• The task: Wherever a line below holds the word "Gateway", copy that line.

(Source data)
---*---

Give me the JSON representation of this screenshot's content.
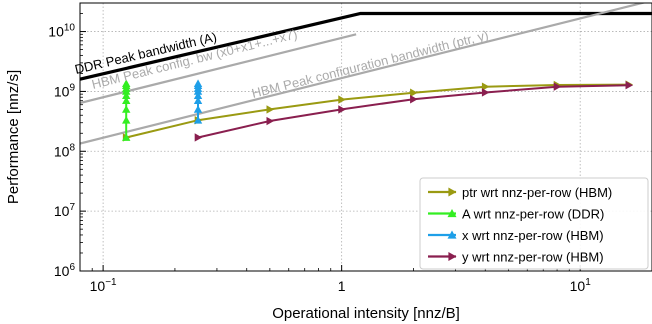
{
  "chart_data": {
    "type": "line",
    "xlabel": "Operational intensity [nnz/B]",
    "ylabel": "Performance [nnz/s]",
    "xscale": "log",
    "yscale": "log",
    "xlim": [
      0.08,
      20
    ],
    "ylim": [
      1000000,
      30000000000
    ],
    "grid": true,
    "legend_position": "bottom-right",
    "x_ticks": [
      {
        "value": 0.1,
        "base": "10",
        "exp": "−1"
      },
      {
        "value": 1,
        "base": "1",
        "exp": ""
      },
      {
        "value": 10,
        "base": "10",
        "exp": "1"
      }
    ],
    "y_ticks": [
      {
        "value": 1000000,
        "base": "10",
        "exp": "6"
      },
      {
        "value": 10000000,
        "base": "10",
        "exp": "7"
      },
      {
        "value": 100000000,
        "base": "10",
        "exp": "8"
      },
      {
        "value": 1000000000,
        "base": "10",
        "exp": "9"
      },
      {
        "value": 10000000000,
        "base": "10",
        "exp": "10"
      }
    ],
    "rooflines": [
      {
        "label": "DDR Peak bandwidth (A)",
        "color": "#000000",
        "x": [
          0.08,
          1.2,
          20
        ],
        "y": [
          1600000000,
          20000000000,
          20000000000
        ]
      },
      {
        "label": "HBM Peak config. bw (x0+x1+...+x7)",
        "color": "#aaaaaa",
        "x": [
          0.08,
          1.15
        ],
        "y": [
          640000000,
          9000000000
        ]
      },
      {
        "label": "HBM Peak configuration bandwidth (ptr, y)",
        "color": "#aaaaaa",
        "x": [
          0.08,
          20
        ],
        "y": [
          135000000,
          33000000000
        ]
      }
    ],
    "series": [
      {
        "name": "ptr wrt nnz-per-row (HBM)",
        "color": "#9a9a12",
        "x": [
          0.125,
          0.25,
          0.5,
          1,
          2,
          4,
          8,
          16
        ],
        "y": [
          170000000,
          330000000,
          500000000,
          730000000,
          950000000,
          1200000000,
          1280000000,
          1300000000
        ]
      },
      {
        "name": "A wrt nnz-per-row (DDR)",
        "color": "#33ee22",
        "x": [
          0.125,
          0.125,
          0.125,
          0.125,
          0.125,
          0.125,
          0.125,
          0.125,
          0.125
        ],
        "y": [
          170000000,
          330000000,
          500000000,
          700000000,
          850000000,
          1000000000,
          1120000000,
          1250000000,
          1350000000
        ]
      },
      {
        "name": "x wrt nnz-per-row (HBM)",
        "color": "#1e9fe8",
        "x": [
          0.25,
          0.25,
          0.25,
          0.25,
          0.25,
          0.25,
          0.25,
          0.25
        ],
        "y": [
          330000000,
          500000000,
          700000000,
          850000000,
          1000000000,
          1120000000,
          1250000000,
          1350000000
        ]
      },
      {
        "name": "y wrt nnz-per-row (HBM)",
        "color": "#8a1f4f",
        "x": [
          0.25,
          0.5,
          1,
          2,
          4,
          8,
          16
        ],
        "y": [
          170000000,
          320000000,
          500000000,
          740000000,
          960000000,
          1200000000,
          1270000000
        ]
      }
    ]
  }
}
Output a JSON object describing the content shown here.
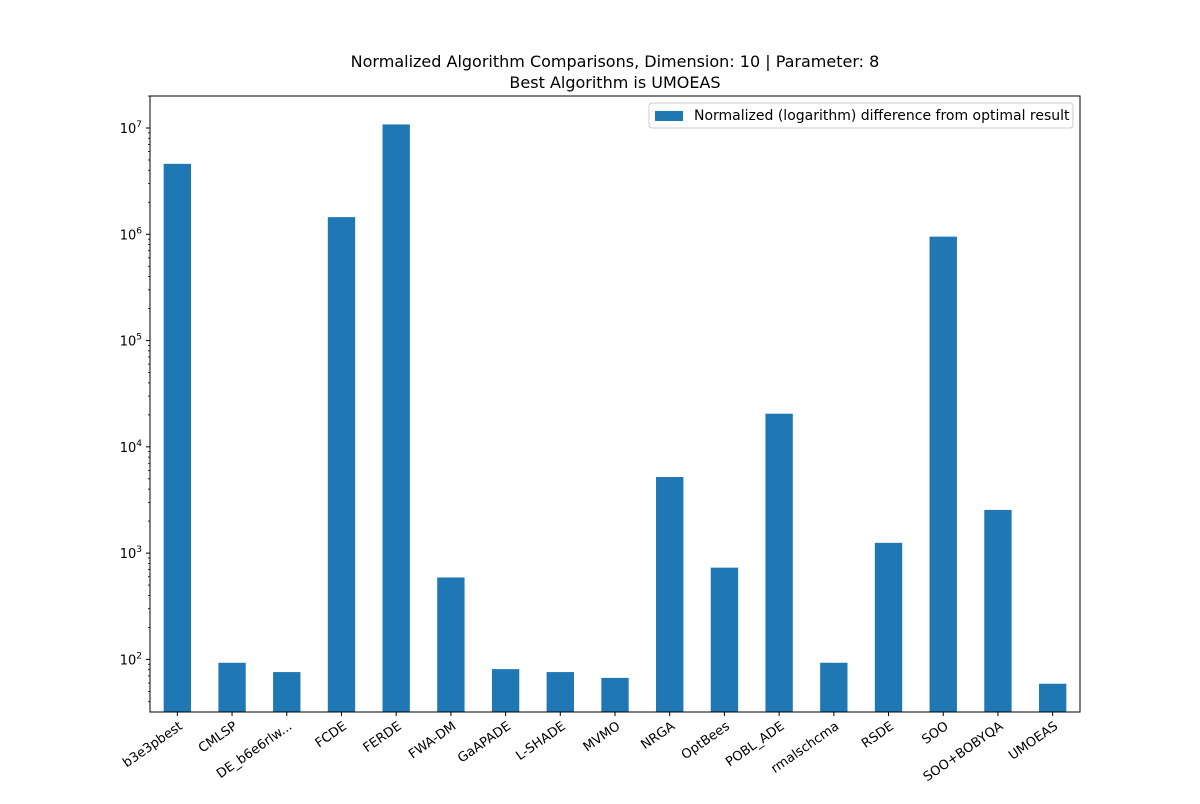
{
  "chart_data": {
    "type": "bar",
    "title": "Normalized Algorithm Comparisons, Dimension: 10 | Parameter: 8",
    "subtitle": "Best Algorithm is UMOEAS",
    "xlabel": "",
    "ylabel": "",
    "yscale": "log",
    "ylim": [
      32,
      20000000
    ],
    "y_ticks": [
      {
        "value": 100,
        "base": "10",
        "exp": "2"
      },
      {
        "value": 1000,
        "base": "10",
        "exp": "3"
      },
      {
        "value": 10000,
        "base": "10",
        "exp": "4"
      },
      {
        "value": 100000,
        "base": "10",
        "exp": "5"
      },
      {
        "value": 1000000,
        "base": "10",
        "exp": "6"
      },
      {
        "value": 10000000,
        "base": "10",
        "exp": "7"
      }
    ],
    "grid": false,
    "legend_position": "top-right",
    "bar_color": "#1f77b4",
    "categories": [
      "b3e3pbest",
      "CMLSP",
      "DE_b6e6rlw...",
      "FCDE",
      "FERDE",
      "FWA-DM",
      "GaAPADE",
      "L-SHADE",
      "MVMO",
      "NRGA",
      "OptBees",
      "POBL_ADE",
      "rmalschcma",
      "RSDE",
      "SOO",
      "SOO+BOBYQA",
      "UMOEAS"
    ],
    "series": [
      {
        "name": "Normalized (logarithm) difference from optimal result",
        "values": [
          4600000,
          93,
          76,
          1450000,
          10800000,
          590,
          81,
          76,
          67,
          5200,
          730,
          20500,
          93,
          1250,
          950000,
          2550,
          59
        ]
      }
    ]
  }
}
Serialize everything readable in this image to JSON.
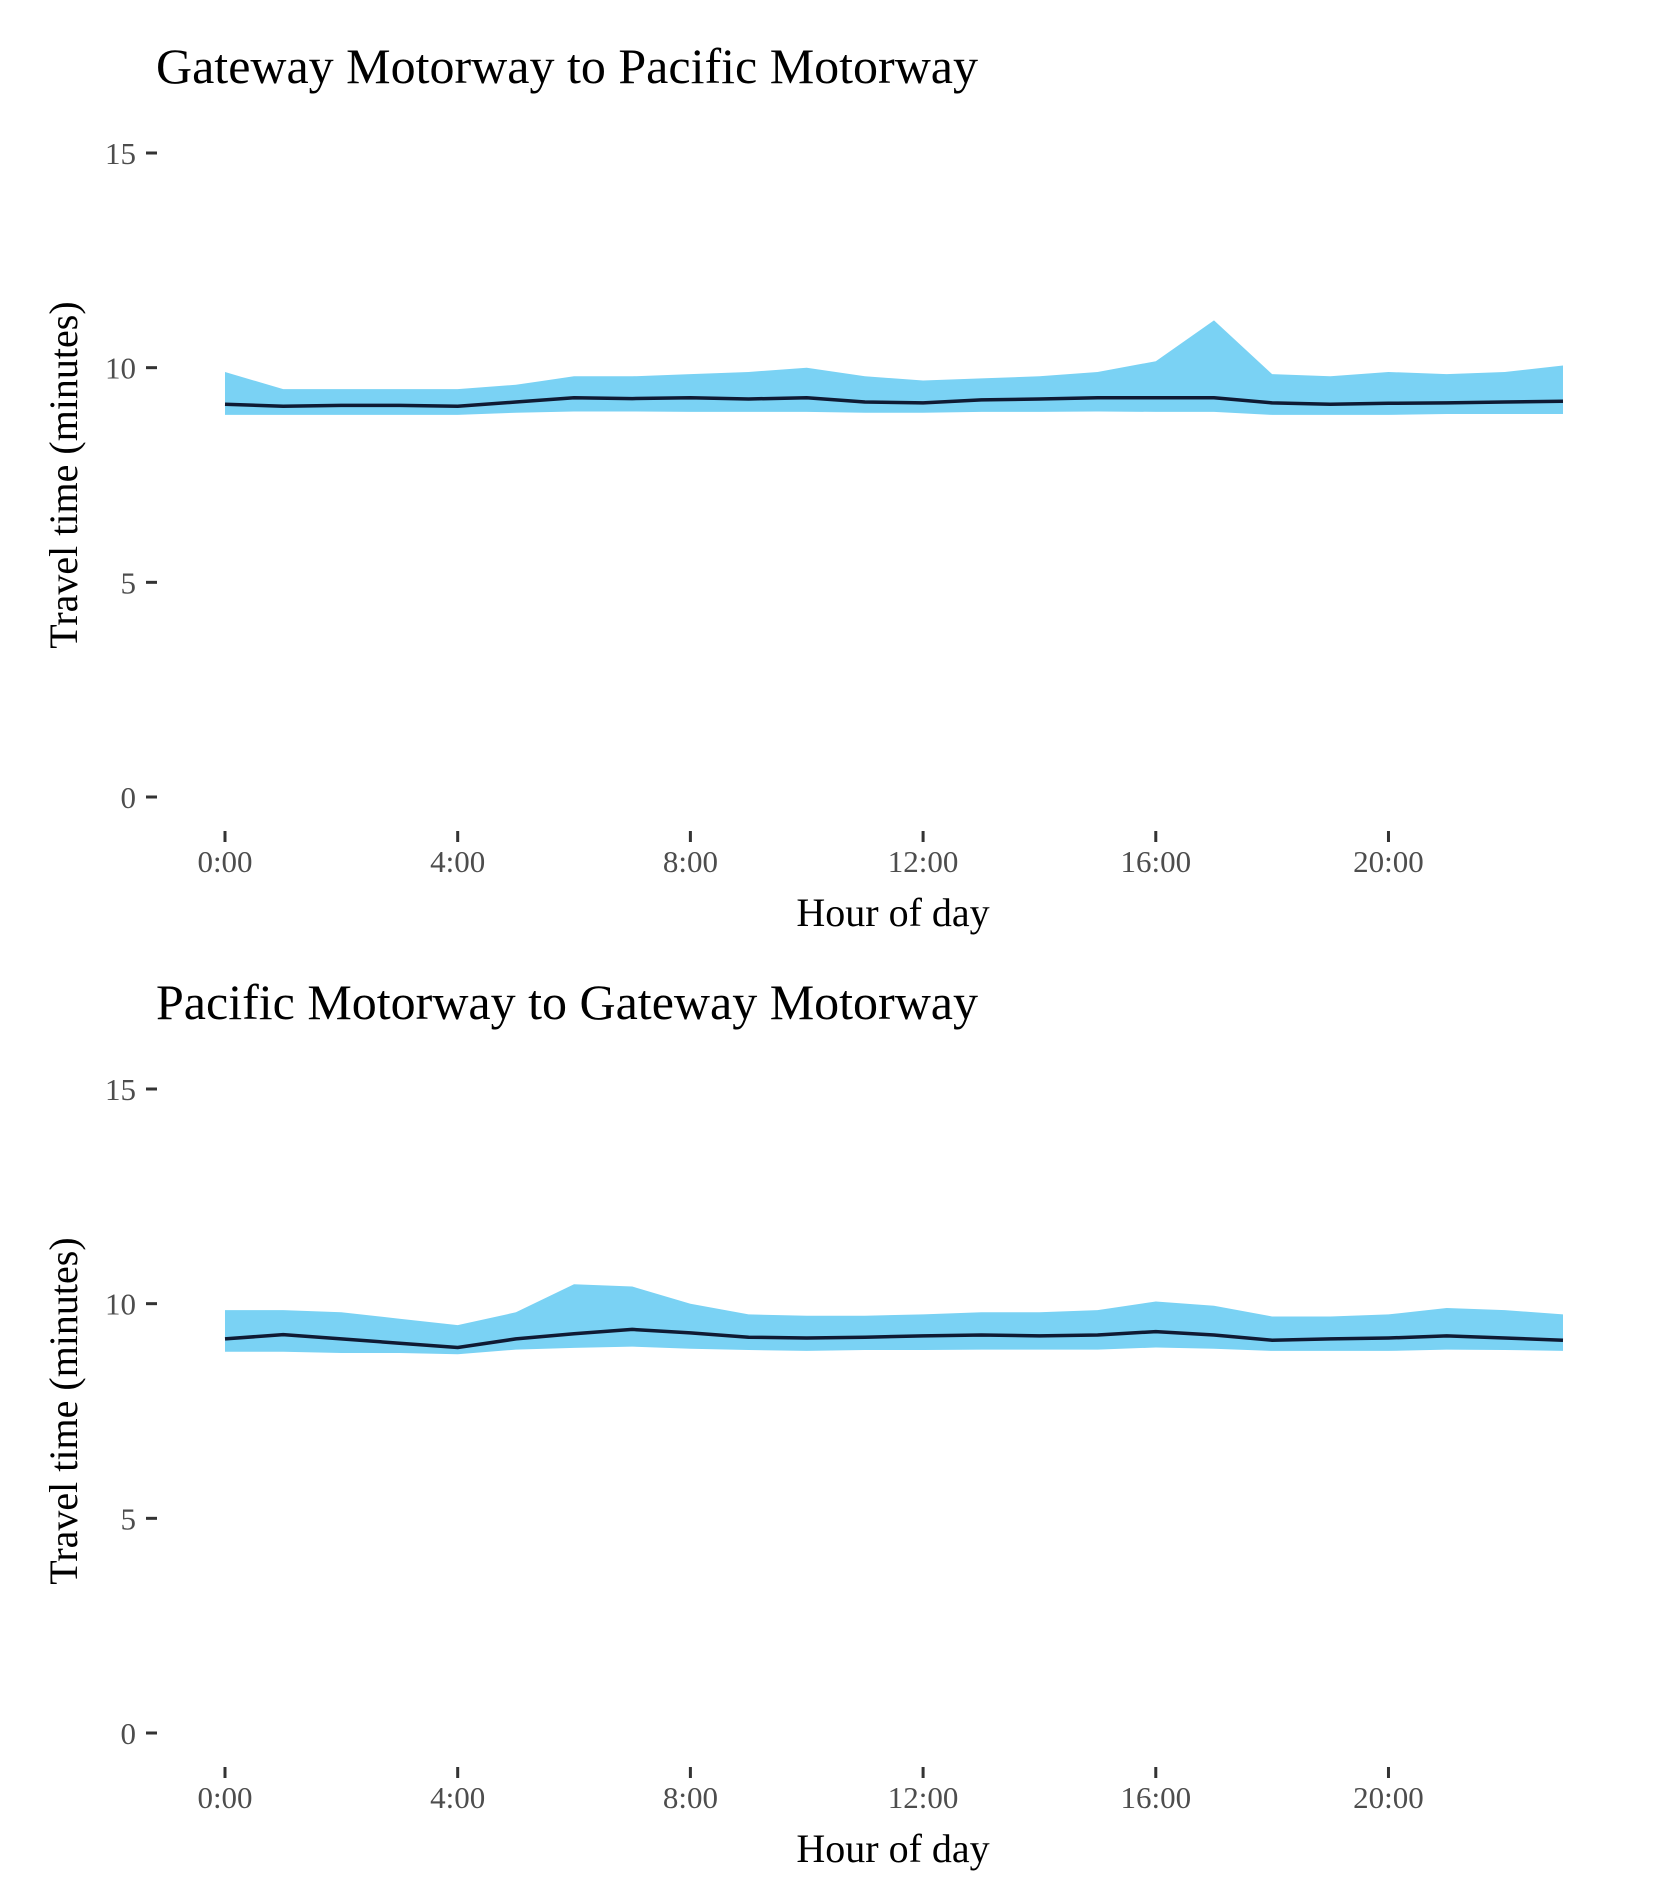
{
  "chart_data": [
    {
      "type": "area",
      "title": "Gateway Motorway to Pacific Motorway",
      "xlabel": "Hour of day",
      "ylabel": "Travel time (minutes)",
      "ylim": [
        0,
        15
      ],
      "yticks": [
        0,
        5,
        10,
        15
      ],
      "xticks": [
        {
          "value": 0,
          "label": "0:00"
        },
        {
          "value": 4,
          "label": "4:00"
        },
        {
          "value": 8,
          "label": "8:00"
        },
        {
          "value": 12,
          "label": "12:00"
        },
        {
          "value": 16,
          "label": "16:00"
        },
        {
          "value": 20,
          "label": "20:00"
        }
      ],
      "xlim": [
        0,
        23
      ],
      "grid": false,
      "legend": "none",
      "band_color": "#7ad2f4",
      "line_color": "#0f1a33",
      "x": [
        0,
        1,
        2,
        3,
        4,
        5,
        6,
        7,
        8,
        9,
        10,
        11,
        12,
        13,
        14,
        15,
        16,
        17,
        18,
        19,
        20,
        21,
        22,
        23
      ],
      "series": [
        {
          "role": "band-upper",
          "values": [
            9.9,
            9.5,
            9.5,
            9.5,
            9.5,
            9.6,
            9.8,
            9.8,
            9.85,
            9.9,
            10.0,
            9.8,
            9.7,
            9.75,
            9.8,
            9.9,
            10.15,
            11.1,
            9.85,
            9.8,
            9.9,
            9.85,
            9.9,
            10.05
          ]
        },
        {
          "role": "line",
          "values": [
            9.15,
            9.1,
            9.12,
            9.12,
            9.1,
            9.2,
            9.3,
            9.28,
            9.3,
            9.27,
            9.3,
            9.2,
            9.18,
            9.25,
            9.27,
            9.3,
            9.3,
            9.3,
            9.18,
            9.15,
            9.17,
            9.18,
            9.2,
            9.22
          ]
        },
        {
          "role": "band-lower",
          "values": [
            8.9,
            8.9,
            8.9,
            8.9,
            8.9,
            8.95,
            8.98,
            8.98,
            8.97,
            8.97,
            8.97,
            8.95,
            8.95,
            8.97,
            8.97,
            8.98,
            8.97,
            8.97,
            8.9,
            8.9,
            8.9,
            8.92,
            8.92,
            8.92
          ]
        }
      ]
    },
    {
      "type": "area",
      "title": "Pacific Motorway to Gateway Motorway",
      "xlabel": "Hour of day",
      "ylabel": "Travel time (minutes)",
      "ylim": [
        0,
        15
      ],
      "yticks": [
        0,
        5,
        10,
        15
      ],
      "xticks": [
        {
          "value": 0,
          "label": "0:00"
        },
        {
          "value": 4,
          "label": "4:00"
        },
        {
          "value": 8,
          "label": "8:00"
        },
        {
          "value": 12,
          "label": "12:00"
        },
        {
          "value": 16,
          "label": "16:00"
        },
        {
          "value": 20,
          "label": "20:00"
        }
      ],
      "xlim": [
        0,
        23
      ],
      "grid": false,
      "legend": "none",
      "band_color": "#7ad2f4",
      "line_color": "#0f1a33",
      "x": [
        0,
        1,
        2,
        3,
        4,
        5,
        6,
        7,
        8,
        9,
        10,
        11,
        12,
        13,
        14,
        15,
        16,
        17,
        18,
        19,
        20,
        21,
        22,
        23
      ],
      "series": [
        {
          "role": "band-upper",
          "values": [
            9.85,
            9.85,
            9.8,
            9.65,
            9.5,
            9.8,
            10.45,
            10.4,
            10.0,
            9.75,
            9.72,
            9.72,
            9.75,
            9.8,
            9.8,
            9.85,
            10.05,
            9.95,
            9.7,
            9.7,
            9.75,
            9.9,
            9.85,
            9.75
          ]
        },
        {
          "role": "line",
          "values": [
            9.18,
            9.28,
            9.18,
            9.08,
            8.98,
            9.18,
            9.3,
            9.4,
            9.32,
            9.22,
            9.2,
            9.22,
            9.25,
            9.27,
            9.25,
            9.27,
            9.35,
            9.27,
            9.15,
            9.18,
            9.2,
            9.25,
            9.2,
            9.15
          ]
        },
        {
          "role": "band-lower",
          "values": [
            8.88,
            8.88,
            8.85,
            8.85,
            8.82,
            8.93,
            8.97,
            9.0,
            8.95,
            8.92,
            8.9,
            8.92,
            8.92,
            8.93,
            8.93,
            8.93,
            8.98,
            8.95,
            8.9,
            8.9,
            8.9,
            8.93,
            8.92,
            8.9
          ]
        }
      ]
    }
  ]
}
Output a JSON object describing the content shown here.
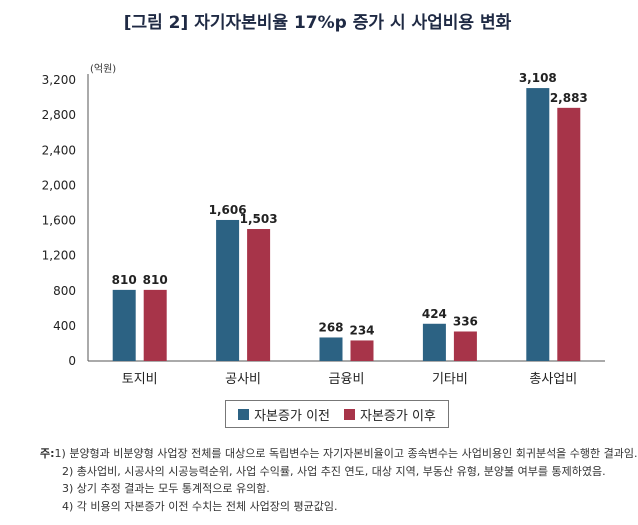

---*---

• Answer to this exercise:
      "title": "Gateway Motorway to Pacific Motorway",
      "title": "Pacific Motorway to Gateway Motorway",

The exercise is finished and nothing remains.